Begin GIVEN DATA

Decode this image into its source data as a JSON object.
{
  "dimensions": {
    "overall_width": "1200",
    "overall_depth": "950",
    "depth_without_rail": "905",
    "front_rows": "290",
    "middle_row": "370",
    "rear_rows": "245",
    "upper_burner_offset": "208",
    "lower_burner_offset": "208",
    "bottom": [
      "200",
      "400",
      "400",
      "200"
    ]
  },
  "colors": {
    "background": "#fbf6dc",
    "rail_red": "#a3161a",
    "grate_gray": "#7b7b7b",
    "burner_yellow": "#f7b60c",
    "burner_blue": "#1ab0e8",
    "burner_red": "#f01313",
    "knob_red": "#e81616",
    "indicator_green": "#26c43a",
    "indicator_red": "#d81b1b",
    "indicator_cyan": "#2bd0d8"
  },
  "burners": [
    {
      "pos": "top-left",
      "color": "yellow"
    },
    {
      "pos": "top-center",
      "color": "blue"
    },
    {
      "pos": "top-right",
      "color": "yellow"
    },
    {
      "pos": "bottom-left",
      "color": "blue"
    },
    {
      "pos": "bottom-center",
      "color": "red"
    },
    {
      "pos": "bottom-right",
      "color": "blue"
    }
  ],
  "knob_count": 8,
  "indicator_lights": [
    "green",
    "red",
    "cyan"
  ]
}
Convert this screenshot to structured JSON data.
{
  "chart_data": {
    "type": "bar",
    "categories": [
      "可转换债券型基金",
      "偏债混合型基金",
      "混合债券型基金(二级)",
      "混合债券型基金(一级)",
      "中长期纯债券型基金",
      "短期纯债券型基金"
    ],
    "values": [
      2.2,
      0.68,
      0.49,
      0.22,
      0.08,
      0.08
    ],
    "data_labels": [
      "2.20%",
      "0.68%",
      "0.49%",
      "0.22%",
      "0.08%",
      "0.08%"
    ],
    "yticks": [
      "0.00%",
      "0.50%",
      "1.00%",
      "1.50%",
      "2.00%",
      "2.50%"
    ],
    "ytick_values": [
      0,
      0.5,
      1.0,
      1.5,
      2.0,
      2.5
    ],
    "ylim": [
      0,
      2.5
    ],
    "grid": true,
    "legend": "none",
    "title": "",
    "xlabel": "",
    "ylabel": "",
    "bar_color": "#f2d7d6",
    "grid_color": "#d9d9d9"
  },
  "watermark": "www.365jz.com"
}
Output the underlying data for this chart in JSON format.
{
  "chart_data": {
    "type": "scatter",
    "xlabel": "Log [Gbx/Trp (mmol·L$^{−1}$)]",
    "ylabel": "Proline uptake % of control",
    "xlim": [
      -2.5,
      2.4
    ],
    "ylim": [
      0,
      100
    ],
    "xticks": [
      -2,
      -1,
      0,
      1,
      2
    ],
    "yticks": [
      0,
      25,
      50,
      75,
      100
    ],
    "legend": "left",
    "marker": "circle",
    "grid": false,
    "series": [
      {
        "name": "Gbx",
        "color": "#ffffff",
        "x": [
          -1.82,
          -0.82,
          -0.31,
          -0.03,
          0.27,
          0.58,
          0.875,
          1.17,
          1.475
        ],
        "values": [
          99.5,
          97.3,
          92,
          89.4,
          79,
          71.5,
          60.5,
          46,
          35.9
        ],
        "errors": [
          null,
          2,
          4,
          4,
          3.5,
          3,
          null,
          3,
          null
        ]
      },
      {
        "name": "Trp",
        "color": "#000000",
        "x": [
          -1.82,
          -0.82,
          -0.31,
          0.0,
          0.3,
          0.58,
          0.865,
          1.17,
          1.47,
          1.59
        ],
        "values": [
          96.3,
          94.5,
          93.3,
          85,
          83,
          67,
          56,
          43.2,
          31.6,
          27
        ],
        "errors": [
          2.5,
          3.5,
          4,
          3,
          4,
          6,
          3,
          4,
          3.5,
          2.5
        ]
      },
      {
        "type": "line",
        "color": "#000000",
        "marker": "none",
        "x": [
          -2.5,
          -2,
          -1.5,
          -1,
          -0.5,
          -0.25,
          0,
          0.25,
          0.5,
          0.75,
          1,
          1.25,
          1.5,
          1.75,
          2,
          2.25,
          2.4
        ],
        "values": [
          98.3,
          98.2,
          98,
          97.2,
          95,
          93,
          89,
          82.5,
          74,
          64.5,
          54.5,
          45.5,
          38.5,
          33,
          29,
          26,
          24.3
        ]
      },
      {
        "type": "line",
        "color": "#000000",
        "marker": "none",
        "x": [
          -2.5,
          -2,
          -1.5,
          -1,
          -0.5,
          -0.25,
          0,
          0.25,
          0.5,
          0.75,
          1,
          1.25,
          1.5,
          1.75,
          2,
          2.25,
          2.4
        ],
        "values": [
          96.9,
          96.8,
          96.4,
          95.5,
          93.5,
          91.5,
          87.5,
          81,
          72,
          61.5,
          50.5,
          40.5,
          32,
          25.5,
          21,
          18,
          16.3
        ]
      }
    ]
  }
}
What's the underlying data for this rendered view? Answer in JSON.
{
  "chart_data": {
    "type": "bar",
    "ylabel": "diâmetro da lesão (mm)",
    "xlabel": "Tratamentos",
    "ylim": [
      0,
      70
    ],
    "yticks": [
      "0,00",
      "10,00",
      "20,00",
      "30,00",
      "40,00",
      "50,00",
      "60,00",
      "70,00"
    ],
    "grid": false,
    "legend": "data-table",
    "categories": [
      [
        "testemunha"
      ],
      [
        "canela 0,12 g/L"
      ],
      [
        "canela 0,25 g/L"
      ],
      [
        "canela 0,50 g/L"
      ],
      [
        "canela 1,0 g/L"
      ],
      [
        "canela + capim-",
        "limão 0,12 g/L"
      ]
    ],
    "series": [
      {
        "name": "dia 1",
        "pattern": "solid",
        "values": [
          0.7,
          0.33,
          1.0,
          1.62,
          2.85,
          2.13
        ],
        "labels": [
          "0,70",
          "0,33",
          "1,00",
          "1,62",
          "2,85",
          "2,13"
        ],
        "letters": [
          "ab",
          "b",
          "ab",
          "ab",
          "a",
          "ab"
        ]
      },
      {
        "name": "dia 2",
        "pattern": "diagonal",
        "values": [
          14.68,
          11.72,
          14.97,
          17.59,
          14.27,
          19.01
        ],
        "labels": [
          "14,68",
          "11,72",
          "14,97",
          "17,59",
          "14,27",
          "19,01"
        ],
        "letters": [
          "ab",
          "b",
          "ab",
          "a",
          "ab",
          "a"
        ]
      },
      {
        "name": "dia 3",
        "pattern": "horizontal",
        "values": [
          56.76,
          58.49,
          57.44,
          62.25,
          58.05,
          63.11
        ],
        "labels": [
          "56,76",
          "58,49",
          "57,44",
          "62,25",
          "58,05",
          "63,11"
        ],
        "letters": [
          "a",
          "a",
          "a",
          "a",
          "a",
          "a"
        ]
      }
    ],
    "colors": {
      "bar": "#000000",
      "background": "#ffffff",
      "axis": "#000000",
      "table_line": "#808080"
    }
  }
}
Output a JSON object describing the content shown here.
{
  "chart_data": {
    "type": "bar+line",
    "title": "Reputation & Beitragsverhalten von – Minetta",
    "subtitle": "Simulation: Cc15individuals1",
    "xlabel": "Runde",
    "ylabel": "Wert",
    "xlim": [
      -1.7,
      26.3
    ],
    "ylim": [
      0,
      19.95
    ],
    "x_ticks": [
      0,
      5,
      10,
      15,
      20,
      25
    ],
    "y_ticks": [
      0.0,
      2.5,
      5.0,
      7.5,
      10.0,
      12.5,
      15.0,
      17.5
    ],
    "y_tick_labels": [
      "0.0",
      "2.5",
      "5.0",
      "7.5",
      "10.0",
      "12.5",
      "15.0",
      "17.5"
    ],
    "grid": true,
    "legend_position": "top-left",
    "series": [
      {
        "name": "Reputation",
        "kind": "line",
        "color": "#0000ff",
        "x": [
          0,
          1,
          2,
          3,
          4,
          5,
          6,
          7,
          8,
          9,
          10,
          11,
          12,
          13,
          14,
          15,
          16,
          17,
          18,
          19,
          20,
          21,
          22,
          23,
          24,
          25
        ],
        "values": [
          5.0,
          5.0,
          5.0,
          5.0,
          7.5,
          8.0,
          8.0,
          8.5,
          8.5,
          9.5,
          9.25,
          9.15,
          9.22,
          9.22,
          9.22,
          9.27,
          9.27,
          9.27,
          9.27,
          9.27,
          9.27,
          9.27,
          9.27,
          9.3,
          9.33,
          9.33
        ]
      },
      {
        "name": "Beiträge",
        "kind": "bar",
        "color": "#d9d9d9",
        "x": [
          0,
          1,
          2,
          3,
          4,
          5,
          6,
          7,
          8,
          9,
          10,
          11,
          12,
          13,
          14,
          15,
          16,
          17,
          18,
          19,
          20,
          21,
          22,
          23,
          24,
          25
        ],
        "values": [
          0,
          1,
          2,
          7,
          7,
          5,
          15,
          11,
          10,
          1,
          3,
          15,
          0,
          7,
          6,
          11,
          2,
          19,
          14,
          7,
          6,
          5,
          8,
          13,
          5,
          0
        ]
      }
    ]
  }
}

End GIVEN DATA

**JOB**
Check the records above line by line and tally those holding the string "bottom". Answer with the number only.

**ANSWER TO THIS TASK**
4